(Extracted records)
start

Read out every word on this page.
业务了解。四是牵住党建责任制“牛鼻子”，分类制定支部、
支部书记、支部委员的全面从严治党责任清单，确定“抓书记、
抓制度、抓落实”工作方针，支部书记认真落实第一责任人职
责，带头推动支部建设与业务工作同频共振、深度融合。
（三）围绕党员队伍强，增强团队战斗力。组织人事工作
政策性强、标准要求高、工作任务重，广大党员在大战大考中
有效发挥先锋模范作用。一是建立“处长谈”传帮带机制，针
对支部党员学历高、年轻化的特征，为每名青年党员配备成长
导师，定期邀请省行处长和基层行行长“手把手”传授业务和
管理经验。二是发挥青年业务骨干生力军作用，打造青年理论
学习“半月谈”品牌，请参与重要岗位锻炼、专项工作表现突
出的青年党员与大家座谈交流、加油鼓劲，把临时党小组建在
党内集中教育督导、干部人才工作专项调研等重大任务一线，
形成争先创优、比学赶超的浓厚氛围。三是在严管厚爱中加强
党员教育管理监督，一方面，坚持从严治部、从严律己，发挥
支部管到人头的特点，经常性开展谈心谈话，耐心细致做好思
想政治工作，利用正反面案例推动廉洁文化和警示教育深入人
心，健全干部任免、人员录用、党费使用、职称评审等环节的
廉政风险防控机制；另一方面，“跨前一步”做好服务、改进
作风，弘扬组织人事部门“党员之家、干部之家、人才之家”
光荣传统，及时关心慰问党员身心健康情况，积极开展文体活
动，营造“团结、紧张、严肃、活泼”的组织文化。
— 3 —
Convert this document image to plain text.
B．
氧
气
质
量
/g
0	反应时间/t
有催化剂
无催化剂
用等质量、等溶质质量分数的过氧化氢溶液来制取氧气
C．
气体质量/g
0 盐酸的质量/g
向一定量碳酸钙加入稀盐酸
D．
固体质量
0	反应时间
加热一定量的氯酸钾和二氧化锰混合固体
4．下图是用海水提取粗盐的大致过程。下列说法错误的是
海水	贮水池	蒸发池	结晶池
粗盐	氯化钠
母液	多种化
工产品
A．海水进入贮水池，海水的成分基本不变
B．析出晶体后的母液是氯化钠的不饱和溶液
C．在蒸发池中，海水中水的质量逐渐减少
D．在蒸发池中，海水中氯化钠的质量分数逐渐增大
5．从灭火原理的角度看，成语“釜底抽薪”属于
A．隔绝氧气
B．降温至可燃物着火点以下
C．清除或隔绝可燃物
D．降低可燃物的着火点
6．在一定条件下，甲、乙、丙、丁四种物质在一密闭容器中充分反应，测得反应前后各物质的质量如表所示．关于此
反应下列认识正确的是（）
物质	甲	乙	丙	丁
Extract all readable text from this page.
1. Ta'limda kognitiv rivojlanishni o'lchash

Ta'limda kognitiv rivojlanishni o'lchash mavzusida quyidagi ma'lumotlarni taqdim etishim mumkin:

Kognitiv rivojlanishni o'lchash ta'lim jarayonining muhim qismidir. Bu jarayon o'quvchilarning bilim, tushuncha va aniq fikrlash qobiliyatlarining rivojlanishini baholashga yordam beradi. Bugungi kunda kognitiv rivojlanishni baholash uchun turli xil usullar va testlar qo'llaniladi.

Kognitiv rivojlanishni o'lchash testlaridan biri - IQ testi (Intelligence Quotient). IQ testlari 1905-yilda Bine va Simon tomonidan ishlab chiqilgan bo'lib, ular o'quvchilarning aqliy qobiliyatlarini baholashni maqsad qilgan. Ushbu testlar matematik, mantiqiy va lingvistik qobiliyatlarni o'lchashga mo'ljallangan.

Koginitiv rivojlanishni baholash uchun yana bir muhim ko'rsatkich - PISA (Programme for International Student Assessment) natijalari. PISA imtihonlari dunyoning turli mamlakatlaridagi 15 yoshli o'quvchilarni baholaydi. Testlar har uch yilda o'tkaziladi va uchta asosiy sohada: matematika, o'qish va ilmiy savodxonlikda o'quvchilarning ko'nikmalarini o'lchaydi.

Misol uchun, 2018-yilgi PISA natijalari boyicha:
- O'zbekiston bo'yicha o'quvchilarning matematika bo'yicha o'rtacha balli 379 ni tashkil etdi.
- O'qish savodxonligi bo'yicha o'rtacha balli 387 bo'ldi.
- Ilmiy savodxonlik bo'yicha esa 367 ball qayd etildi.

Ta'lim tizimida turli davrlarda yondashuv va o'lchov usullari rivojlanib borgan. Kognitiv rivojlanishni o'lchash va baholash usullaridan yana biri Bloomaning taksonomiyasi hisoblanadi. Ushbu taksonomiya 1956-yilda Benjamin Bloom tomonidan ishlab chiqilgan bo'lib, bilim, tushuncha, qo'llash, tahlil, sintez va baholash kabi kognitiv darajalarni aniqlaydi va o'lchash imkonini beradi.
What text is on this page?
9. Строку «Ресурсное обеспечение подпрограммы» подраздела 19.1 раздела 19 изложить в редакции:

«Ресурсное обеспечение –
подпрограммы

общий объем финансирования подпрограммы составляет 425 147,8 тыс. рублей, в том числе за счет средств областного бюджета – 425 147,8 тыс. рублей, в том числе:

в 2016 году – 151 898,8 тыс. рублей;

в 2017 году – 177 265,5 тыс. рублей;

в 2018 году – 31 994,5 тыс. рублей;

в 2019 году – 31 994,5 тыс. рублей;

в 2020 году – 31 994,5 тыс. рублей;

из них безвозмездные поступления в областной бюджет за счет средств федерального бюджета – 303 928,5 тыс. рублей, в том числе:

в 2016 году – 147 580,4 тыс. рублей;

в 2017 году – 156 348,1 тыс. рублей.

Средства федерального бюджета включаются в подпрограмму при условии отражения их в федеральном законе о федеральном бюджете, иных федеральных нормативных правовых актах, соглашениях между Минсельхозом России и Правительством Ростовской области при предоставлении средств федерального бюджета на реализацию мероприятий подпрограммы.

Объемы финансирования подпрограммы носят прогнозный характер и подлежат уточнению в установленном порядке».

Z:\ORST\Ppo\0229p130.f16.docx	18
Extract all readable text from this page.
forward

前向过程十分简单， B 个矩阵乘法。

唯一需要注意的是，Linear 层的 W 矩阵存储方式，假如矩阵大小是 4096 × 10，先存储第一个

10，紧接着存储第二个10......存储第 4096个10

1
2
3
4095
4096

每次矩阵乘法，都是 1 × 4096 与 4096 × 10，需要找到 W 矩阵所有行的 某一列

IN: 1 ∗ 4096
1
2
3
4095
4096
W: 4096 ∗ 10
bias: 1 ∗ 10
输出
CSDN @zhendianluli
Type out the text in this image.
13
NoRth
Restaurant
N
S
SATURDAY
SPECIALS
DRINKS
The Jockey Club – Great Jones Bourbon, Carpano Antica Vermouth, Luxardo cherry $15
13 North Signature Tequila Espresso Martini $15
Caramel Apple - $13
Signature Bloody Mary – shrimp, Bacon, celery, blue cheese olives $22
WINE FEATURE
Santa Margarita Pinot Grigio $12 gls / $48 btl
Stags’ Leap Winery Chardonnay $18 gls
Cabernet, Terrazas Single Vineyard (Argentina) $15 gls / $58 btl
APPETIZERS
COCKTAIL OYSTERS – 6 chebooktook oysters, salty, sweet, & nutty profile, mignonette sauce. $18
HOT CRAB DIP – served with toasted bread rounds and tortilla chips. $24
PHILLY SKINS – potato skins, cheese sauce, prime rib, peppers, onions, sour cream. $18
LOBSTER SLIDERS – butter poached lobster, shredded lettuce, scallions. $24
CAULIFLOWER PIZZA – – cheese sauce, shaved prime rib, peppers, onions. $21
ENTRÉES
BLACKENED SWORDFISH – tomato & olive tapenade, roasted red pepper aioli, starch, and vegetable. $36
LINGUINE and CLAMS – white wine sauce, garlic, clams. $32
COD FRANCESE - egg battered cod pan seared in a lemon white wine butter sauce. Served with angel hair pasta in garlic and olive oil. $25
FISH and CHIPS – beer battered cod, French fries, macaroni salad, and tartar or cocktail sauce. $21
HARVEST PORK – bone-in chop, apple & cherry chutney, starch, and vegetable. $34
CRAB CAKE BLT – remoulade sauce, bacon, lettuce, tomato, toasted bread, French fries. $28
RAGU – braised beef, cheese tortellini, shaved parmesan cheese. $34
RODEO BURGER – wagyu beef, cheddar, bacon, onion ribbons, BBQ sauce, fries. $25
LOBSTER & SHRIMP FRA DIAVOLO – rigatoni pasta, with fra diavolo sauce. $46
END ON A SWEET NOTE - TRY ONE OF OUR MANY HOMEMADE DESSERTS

end

- SHORT PROBLEM: Pick out the lines above containing the word "image", then copy them.

- EXERCISE RESPONSE:
Convert this document image to plain text.
Type out the text in this image.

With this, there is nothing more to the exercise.